**DIRECTIVE**
From the entries that follow, list every line in which the string "szolgáltatások" appears.

[BEGIN SUPPLIED ENTRIES]

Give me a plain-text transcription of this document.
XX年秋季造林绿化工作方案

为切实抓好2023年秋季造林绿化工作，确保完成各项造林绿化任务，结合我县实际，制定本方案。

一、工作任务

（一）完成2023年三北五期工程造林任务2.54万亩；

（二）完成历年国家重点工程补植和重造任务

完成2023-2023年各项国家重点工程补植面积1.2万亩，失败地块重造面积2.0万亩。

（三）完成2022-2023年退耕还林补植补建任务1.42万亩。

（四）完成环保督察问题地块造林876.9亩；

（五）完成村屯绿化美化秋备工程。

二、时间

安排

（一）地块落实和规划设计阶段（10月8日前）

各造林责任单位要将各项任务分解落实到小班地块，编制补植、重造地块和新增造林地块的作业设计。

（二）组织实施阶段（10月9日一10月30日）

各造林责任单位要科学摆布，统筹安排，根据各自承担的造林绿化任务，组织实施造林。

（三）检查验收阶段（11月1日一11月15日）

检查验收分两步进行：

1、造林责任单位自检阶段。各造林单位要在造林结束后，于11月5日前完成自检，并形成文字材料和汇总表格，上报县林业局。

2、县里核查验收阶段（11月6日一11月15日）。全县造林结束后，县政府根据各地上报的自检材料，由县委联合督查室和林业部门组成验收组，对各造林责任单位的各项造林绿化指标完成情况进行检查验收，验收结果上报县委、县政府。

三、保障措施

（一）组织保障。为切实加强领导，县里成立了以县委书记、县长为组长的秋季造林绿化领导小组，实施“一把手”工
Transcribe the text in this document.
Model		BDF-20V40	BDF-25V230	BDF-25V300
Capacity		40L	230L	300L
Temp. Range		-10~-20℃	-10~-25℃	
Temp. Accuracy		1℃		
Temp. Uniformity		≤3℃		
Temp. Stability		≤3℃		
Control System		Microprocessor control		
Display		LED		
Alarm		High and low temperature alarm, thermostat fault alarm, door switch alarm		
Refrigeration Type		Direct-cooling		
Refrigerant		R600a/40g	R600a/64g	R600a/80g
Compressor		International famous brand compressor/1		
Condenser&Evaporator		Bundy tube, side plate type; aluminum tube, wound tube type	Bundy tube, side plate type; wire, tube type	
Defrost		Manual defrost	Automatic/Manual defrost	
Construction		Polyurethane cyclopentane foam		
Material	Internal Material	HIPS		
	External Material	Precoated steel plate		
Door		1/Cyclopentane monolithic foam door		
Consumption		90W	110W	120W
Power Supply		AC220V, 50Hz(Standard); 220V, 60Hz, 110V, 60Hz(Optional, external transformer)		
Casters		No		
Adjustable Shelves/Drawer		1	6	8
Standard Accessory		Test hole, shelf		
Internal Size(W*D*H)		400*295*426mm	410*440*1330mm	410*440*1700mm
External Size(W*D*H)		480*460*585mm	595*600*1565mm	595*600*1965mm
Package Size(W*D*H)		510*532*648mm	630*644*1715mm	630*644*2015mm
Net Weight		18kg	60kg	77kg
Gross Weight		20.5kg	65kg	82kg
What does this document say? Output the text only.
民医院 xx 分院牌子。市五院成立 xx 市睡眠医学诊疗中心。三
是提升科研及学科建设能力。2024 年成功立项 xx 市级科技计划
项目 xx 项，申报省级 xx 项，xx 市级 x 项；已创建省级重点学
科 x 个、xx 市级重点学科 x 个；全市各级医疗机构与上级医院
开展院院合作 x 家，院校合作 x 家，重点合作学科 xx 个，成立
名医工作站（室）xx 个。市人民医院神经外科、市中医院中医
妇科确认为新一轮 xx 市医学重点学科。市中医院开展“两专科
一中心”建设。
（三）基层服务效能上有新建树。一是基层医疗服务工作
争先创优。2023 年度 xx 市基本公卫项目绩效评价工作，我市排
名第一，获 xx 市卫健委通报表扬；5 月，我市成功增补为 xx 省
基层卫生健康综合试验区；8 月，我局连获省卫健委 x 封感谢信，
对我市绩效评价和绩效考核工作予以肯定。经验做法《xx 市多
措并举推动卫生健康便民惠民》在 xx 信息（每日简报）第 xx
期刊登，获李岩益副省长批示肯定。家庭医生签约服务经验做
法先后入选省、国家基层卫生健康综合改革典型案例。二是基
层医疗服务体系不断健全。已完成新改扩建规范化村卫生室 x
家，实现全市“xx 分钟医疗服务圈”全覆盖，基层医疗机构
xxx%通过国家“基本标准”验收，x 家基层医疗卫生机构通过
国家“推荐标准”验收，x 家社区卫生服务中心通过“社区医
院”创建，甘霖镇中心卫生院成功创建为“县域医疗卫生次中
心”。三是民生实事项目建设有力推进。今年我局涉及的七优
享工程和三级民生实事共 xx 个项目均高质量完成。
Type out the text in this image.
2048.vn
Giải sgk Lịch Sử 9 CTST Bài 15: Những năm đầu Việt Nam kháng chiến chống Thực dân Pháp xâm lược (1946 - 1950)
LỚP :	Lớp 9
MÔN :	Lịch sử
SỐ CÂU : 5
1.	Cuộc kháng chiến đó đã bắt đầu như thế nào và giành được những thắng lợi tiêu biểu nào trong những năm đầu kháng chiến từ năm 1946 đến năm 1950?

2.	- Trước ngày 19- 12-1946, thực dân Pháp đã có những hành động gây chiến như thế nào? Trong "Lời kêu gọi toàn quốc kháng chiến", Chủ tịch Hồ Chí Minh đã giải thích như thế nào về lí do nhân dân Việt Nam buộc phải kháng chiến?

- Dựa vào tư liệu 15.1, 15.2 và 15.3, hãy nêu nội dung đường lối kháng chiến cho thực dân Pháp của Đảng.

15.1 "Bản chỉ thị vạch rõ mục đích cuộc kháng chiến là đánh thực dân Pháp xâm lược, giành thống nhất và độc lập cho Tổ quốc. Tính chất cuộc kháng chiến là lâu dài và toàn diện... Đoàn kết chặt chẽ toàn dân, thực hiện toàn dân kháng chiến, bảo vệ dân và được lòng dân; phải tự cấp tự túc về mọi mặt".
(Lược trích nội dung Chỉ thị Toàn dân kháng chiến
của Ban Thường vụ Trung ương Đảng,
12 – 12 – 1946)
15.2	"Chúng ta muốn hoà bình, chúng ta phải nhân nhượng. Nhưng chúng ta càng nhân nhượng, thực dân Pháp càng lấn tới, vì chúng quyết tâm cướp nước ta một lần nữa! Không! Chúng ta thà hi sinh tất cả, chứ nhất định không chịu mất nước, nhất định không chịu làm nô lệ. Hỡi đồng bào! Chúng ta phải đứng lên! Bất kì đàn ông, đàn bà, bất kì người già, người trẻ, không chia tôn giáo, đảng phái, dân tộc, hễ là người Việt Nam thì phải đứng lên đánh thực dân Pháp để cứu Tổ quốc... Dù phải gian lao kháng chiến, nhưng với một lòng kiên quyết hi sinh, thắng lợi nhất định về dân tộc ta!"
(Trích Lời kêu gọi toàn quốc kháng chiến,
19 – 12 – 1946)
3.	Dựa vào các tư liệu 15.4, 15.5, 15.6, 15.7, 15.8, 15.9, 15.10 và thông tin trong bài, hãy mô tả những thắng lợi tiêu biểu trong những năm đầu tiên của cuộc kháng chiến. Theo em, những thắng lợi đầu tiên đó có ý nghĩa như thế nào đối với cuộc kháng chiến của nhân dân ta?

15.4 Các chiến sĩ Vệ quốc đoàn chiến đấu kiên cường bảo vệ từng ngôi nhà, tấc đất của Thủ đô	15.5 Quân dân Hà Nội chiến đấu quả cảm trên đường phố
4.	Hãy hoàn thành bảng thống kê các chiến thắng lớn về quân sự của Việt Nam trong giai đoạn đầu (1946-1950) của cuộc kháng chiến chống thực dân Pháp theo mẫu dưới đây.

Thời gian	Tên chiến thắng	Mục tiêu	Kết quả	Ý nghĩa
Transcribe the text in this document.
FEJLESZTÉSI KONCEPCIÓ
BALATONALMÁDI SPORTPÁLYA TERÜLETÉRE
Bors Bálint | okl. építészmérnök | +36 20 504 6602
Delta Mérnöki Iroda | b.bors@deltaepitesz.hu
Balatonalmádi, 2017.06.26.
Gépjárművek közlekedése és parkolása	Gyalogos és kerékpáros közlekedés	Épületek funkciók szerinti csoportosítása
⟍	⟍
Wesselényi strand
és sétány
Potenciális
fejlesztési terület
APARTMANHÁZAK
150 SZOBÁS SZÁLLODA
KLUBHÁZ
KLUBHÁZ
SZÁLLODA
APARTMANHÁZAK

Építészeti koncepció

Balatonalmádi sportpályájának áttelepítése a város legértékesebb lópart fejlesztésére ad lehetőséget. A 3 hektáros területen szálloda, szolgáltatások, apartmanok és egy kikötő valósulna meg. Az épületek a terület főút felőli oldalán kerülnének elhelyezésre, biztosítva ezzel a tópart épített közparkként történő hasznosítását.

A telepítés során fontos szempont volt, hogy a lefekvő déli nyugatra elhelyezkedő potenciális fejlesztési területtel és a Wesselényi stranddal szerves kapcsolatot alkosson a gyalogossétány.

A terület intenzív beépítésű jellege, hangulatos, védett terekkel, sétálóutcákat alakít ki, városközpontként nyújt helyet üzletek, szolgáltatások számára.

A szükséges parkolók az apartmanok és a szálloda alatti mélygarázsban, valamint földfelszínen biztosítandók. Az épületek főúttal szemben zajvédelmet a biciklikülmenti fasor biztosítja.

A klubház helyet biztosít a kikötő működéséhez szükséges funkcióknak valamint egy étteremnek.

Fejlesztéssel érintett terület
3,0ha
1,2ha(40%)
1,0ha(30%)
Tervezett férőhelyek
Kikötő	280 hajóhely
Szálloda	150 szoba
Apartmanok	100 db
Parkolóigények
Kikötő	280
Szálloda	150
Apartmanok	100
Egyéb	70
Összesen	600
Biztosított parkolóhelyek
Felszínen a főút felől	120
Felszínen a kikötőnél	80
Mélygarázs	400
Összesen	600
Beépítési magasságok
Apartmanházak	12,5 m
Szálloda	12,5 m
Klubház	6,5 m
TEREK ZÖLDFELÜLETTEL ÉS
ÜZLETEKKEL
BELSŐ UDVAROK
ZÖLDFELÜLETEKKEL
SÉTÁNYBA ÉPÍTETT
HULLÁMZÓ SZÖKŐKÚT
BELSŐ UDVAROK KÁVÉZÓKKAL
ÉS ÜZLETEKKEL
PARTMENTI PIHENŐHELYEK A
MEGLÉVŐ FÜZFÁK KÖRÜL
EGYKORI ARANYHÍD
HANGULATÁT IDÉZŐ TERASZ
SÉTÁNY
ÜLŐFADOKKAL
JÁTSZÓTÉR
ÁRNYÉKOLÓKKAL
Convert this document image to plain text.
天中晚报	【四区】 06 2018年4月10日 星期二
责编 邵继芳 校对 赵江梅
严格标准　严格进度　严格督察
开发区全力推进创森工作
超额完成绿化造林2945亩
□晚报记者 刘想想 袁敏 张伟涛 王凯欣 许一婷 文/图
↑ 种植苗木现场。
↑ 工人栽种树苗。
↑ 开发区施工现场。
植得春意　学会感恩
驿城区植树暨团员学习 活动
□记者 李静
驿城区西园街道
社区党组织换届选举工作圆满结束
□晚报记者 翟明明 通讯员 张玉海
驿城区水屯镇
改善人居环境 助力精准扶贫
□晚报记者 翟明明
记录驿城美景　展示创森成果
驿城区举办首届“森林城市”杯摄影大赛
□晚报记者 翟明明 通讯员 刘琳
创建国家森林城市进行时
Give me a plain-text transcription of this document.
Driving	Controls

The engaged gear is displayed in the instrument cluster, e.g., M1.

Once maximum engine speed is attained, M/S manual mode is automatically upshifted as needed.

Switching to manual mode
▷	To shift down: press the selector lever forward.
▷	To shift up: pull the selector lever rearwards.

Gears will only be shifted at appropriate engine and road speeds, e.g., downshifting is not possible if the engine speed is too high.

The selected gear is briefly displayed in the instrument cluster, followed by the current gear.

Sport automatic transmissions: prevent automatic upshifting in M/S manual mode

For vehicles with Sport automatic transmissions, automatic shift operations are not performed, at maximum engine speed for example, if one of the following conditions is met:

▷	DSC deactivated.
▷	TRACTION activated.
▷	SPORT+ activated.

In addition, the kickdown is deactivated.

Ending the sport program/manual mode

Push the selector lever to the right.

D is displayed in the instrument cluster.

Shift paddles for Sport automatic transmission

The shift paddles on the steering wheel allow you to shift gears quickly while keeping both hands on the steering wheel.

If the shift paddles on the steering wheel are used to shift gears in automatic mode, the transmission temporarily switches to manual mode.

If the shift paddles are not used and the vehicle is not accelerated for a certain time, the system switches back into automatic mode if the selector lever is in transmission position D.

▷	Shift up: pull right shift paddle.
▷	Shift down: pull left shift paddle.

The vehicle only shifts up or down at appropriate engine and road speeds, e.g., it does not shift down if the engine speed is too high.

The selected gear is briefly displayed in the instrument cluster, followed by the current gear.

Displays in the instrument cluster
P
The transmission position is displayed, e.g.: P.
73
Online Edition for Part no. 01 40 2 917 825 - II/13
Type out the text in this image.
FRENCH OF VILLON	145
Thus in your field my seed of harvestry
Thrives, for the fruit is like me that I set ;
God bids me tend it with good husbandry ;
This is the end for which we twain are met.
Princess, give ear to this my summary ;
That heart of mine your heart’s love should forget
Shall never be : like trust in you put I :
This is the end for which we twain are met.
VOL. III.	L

[END SUPPLIED ENTRIES]

**TASK ANSWER**
Balatonalmádi sportpályájának áttelepítése a város legértékesebb lópart fejlesztésére ad lehetőséget. A 3 hektáros területen szálloda, szolgáltatások, apartmanok és egy kikötő valósulna meg. Az épületek a terület főút felőli oldalán kerülnének elhelyezésre, biztosítva ezzel a tópart épített közparkként történő hasznosítását.
A terület intenzív beépítésű jellege, hangulatos, védett terekkel, sétálóutcákat alakít ki, városközpontként nyújt helyet üzletek, szolgáltatások számára.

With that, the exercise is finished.